> YOUR OBJECTIVE: Please update the title of the mdx mouse abstract: begin at the words "Noninvasive in vivo" and stop after "two different results.", changing "results" to "outcomes".

> EXTRACTED TEXT:
◇ ◇ ◇

Noninvasive in vivo assessment of muscle impairment in the mdx mouse model--a comparison of two common wire hanging methods with two different results.

Duchenne muscular dystrophy (DMD) is an X-chromosome-linked disorder that arises from a mutation in the gene for the cytoskeletal protein dystrophin, normally expressed in the myofibres. The most widely applied animal model in DMD basic research is the C57BL/10ScSn-mdx/J mouse, commonly referred to as the "mdx mouse". The potential benefit of novel interventions in this in vivo model is often assessed by functioning tests, as the improvement of muscle impairment is the final goal of all approaches to treat DMD. In this study we compared two (TWHT) and four limb wire hanging tests (FWHT) for utility in evaluating muscle impairment in the mdx-mouse relative to its C57BL/10 wild-type counterpart. Our objective was to determine an optimal approach to perform wire hanging measurements in this model system such that latency to fall is indicative of the dystrophic phenotype that provides a quantitative measure of its presentation, and can be used to assess functional improvements that result from therapeutic intervention. Surprisingly the results of the latency times in the TWHT did not allow discrimination between the mdx population and their healthy counterparts, whereas hanging times in the FWHT enabled ready discrimination between the muscle function of mutant and wild-type animals. Furthermore, we analyzed confounding factors that explain the strengths and weaknesses of each wire hanging test configuration. The results of this study are of relevance for investigators who rely on pre clinical function tests to assess potential therapies in DMD.

◇ ◇ ◇

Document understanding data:
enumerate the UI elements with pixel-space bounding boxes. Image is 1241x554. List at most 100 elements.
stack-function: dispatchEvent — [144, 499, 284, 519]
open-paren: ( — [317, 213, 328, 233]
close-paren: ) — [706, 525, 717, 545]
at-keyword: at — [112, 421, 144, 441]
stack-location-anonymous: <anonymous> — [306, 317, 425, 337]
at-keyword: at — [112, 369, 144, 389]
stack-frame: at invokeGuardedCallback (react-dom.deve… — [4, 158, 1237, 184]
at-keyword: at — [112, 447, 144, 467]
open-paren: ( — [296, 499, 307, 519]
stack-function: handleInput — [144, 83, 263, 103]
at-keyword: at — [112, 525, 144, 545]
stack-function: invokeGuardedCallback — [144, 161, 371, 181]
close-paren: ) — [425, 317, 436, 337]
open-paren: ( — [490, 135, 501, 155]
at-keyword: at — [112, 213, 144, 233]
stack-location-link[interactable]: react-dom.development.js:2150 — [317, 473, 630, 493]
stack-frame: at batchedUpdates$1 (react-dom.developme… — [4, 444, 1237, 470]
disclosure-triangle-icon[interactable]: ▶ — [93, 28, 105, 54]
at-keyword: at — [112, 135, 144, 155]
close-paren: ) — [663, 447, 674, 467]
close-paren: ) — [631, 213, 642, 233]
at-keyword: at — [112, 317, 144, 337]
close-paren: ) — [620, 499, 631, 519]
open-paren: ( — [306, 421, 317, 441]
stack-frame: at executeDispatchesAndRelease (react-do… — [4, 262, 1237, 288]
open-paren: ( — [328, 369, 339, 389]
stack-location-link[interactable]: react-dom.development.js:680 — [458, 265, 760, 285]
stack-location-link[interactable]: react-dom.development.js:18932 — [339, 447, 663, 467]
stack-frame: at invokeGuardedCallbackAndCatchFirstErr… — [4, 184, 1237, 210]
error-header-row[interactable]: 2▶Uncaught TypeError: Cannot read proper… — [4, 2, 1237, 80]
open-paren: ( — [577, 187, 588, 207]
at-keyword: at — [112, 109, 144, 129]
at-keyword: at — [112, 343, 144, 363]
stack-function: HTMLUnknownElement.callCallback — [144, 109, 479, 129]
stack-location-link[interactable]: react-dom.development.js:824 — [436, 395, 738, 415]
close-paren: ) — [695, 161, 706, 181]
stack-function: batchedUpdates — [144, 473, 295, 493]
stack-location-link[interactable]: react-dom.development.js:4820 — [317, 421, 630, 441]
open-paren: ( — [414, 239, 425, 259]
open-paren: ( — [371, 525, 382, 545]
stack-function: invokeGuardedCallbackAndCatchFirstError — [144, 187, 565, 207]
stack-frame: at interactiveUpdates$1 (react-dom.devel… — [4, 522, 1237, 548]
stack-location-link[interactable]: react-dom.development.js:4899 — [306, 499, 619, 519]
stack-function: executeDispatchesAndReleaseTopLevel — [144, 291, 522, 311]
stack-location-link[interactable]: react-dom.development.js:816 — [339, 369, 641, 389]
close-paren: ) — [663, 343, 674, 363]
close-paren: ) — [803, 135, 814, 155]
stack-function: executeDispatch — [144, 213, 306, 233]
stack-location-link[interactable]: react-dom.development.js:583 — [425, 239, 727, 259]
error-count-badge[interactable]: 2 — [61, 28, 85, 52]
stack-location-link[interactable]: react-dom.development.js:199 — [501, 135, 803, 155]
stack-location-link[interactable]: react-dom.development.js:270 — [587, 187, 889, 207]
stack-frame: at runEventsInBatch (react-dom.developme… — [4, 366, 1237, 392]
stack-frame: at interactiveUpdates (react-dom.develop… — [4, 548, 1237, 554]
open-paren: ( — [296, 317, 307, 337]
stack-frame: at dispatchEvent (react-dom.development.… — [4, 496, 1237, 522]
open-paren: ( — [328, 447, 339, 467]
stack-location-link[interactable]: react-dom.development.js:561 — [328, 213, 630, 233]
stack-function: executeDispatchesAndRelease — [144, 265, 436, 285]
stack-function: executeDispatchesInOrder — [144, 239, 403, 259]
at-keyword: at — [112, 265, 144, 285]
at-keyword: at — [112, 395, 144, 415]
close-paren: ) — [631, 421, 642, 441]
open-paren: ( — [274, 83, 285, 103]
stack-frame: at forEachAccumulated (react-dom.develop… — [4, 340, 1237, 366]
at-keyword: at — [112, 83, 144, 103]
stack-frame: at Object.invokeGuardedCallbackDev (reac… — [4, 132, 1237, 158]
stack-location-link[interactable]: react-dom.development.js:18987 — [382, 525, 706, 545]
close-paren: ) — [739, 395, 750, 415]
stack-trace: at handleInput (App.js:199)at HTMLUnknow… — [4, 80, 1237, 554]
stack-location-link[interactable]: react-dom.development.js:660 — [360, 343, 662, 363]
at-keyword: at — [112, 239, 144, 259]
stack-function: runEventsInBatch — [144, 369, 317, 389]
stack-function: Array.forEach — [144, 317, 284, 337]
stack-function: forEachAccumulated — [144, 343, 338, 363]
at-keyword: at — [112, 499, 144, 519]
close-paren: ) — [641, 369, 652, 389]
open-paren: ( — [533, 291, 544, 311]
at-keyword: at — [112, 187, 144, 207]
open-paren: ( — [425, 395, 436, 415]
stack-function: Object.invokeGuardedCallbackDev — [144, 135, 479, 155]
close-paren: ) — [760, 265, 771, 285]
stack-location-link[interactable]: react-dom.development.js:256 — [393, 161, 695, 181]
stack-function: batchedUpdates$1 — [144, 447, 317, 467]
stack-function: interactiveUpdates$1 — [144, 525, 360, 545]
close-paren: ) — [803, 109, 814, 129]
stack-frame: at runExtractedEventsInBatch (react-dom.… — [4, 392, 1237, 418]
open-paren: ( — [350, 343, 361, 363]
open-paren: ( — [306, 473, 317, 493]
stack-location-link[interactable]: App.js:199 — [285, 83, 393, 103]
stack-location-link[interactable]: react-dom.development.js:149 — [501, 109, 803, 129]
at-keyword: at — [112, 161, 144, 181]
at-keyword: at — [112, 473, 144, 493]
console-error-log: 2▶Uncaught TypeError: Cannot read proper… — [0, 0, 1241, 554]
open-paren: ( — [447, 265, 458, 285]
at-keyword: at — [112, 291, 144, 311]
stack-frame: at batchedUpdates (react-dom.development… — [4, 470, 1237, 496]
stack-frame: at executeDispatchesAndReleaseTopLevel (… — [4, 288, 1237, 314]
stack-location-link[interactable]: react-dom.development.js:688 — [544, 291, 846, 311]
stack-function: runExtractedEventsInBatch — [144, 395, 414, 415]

◇ ◇ ◇

> FINISHED TASK:
Noninvasive in vivo assessment of muscle impairment in the mdx mouse model--a comparison of two common wire hanging methods with two different outcomes.